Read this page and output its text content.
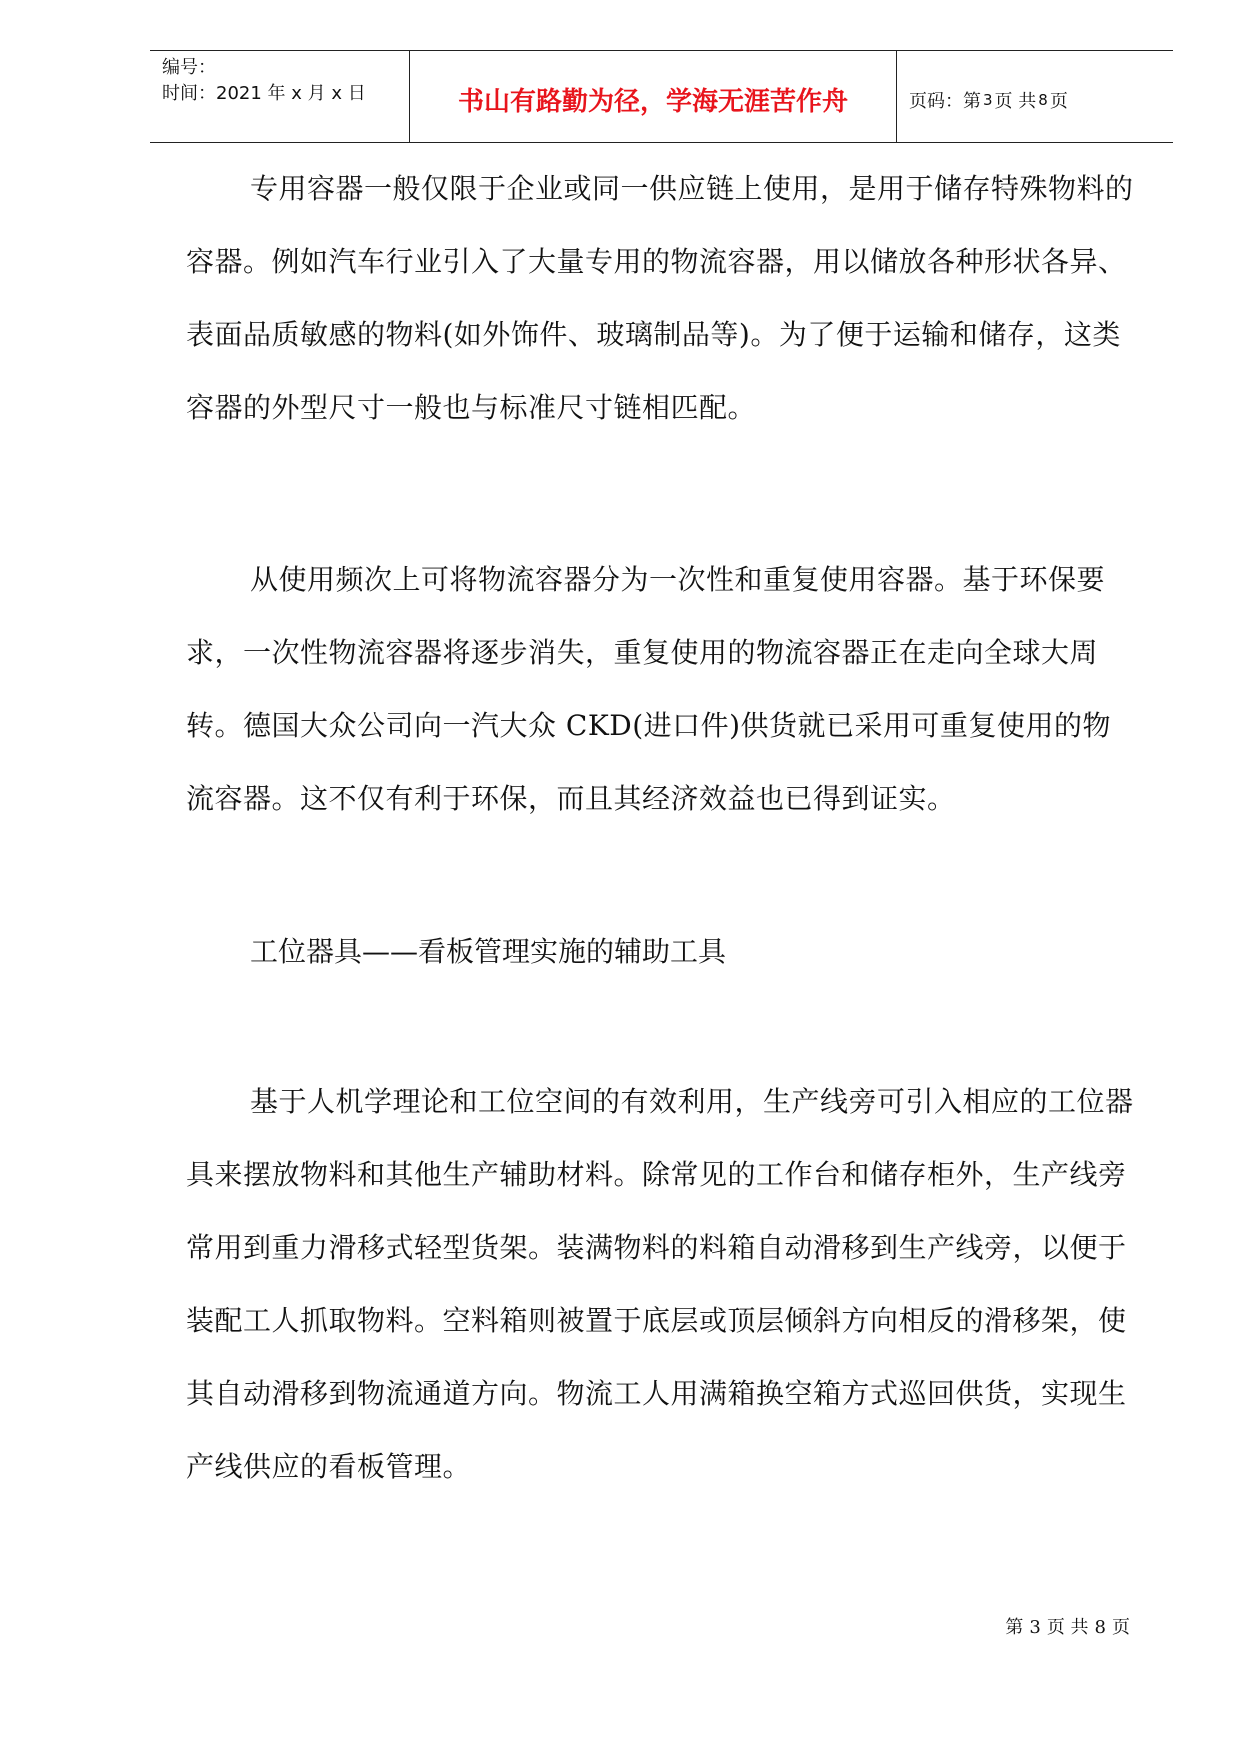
编号：
时间：2021 年 x 月 x 日	书山有路勤为径，学海无涯苦作舟	页码：第 3 页 共 8 页

专用容器一般仅限于企业或同一供应链上使用，是用于储存特殊物料的容器。例如汽车行业引入了大量专用的物流容器，用以储放各种形状各异、表面品质敏感的物料(如外饰件、玻璃制品等)。为了便于运输和储存，这类容器的外型尺寸一般也与标准尺寸链相匹配。

从使用频次上可将物流容器分为一次性和重复使用容器。基于环保要求，一次性物流容器将逐步消失，重复使用的物流容器正在走向全球大周转。德国大众公司向一汽大众 CKD(进口件)供货就已采用可重复使用的物流容器。这不仅有利于环保，而且其经济效益也已得到证实。

工位器具——看板管理实施的辅助工具

基于人机学理论和工位空间的有效利用，生产线旁可引入相应的工位器具来摆放物料和其他生产辅助材料。除常见的工作台和储存柜外，生产线旁常用到重力滑移式轻型货架。装满物料的料箱自动滑移到生产线旁，以便于装配工人抓取物料。空料箱则被置于底层或顶层倾斜方向相反的滑移架，使其自动滑移到物流通道方向。物流工人用满箱换空箱方式巡回供货，实现生产线供应的看板管理。

第 3 页 共 8 页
--*--
→ WHAT YOU WILL DO: The records above need to be given again exactly. Omit the pictures.

→ SOLUTION BELOW:
Read this page and output its text content.
编号：
时间：2021 年 x 月 x 日	书山有路勤为径，学海无涯苦作舟	页码：第 3 页 共 8 页

专用容器一般仅限于企业或同一供应链上使用，是用于储存特殊物料的容器。例如汽车行业引入了大量专用的物流容器，用以储放各种形状各异、表面品质敏感的物料(如外饰件、玻璃制品等)。为了便于运输和储存，这类容器的外型尺寸一般也与标准尺寸链相匹配。

从使用频次上可将物流容器分为一次性和重复使用容器。基于环保要求，一次性物流容器将逐步消失，重复使用的物流容器正在走向全球大周转。德国大众公司向一汽大众 CKD(进口件)供货就已采用可重复使用的物流容器。这不仅有利于环保，而且其经济效益也已得到证实。

工位器具——看板管理实施的辅助工具

基于人机学理论和工位空间的有效利用，生产线旁可引入相应的工位器具来摆放物料和其他生产辅助材料。除常见的工作台和储存柜外，生产线旁常用到重力滑移式轻型货架。装满物料的料箱自动滑移到生产线旁，以便于装配工人抓取物料。空料箱则被置于底层或顶层倾斜方向相反的滑移架，使其自动滑移到物流通道方向。物流工人用满箱换空箱方式巡回供货，实现生产线供应的看板管理。

第 3 页 共 8 页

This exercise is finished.